▸ Data extract
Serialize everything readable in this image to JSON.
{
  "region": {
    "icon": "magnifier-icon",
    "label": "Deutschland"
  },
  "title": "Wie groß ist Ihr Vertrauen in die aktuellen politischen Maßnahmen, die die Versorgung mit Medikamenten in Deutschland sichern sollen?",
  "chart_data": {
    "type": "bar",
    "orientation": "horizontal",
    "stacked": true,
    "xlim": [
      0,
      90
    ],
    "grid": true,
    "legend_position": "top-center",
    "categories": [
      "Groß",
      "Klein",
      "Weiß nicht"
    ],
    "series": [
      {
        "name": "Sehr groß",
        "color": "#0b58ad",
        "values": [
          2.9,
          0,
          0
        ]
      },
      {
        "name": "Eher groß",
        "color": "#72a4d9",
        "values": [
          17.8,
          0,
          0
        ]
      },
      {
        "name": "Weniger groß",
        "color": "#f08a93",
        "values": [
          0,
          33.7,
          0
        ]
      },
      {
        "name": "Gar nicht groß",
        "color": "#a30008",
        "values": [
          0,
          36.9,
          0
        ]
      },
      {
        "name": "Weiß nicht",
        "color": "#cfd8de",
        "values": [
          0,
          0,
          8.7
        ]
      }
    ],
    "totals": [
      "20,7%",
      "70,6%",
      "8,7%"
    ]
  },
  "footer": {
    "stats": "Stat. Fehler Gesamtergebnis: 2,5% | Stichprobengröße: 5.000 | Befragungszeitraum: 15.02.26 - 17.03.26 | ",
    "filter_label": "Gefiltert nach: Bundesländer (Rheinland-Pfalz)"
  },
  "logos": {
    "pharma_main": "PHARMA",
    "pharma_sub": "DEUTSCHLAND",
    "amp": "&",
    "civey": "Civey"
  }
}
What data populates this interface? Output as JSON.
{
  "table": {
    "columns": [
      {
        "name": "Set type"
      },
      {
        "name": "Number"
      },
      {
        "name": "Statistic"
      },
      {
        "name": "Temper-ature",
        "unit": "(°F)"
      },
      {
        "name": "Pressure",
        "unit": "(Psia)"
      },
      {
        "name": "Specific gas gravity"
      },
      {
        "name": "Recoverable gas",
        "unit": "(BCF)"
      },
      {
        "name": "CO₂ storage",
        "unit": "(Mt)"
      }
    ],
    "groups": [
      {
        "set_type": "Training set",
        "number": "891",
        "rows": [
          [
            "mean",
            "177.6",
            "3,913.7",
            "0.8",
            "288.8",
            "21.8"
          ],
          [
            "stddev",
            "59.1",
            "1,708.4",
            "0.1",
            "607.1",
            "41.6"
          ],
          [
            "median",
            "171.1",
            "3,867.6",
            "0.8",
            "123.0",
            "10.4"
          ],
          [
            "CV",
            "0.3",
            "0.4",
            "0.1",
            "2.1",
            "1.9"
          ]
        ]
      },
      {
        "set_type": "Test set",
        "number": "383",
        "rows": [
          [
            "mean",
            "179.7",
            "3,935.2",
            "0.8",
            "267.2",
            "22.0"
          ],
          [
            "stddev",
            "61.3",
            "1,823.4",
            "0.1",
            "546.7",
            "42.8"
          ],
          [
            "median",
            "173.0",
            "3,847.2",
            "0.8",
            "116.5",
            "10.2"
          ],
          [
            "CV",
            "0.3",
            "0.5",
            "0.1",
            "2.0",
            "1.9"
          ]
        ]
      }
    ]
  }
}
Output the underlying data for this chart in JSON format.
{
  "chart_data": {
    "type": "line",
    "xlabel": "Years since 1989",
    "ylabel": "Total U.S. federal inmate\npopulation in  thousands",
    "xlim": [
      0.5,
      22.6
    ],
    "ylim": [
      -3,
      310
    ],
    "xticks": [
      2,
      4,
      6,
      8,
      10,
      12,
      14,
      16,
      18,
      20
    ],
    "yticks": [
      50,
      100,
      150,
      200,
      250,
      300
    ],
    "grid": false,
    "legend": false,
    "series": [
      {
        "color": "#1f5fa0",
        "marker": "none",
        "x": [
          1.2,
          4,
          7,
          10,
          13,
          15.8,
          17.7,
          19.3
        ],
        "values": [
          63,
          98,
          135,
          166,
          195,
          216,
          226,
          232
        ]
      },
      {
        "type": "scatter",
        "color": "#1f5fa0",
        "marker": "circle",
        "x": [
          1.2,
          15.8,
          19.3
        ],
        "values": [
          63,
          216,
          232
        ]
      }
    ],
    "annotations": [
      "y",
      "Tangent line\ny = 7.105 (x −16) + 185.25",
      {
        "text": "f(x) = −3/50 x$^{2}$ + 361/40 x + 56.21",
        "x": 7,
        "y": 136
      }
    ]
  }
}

▸ Objective
Select the lines in this material that hold the word "color", leaving none out.

▸ Task answer
        "color": "#0b58ad",
        "color": "#72a4d9",
        "color": "#f08a93",
        "color": "#a30008",
        "color": "#cfd8de",
        "color": "#1f5fa0",
        "color": "#1f5fa0",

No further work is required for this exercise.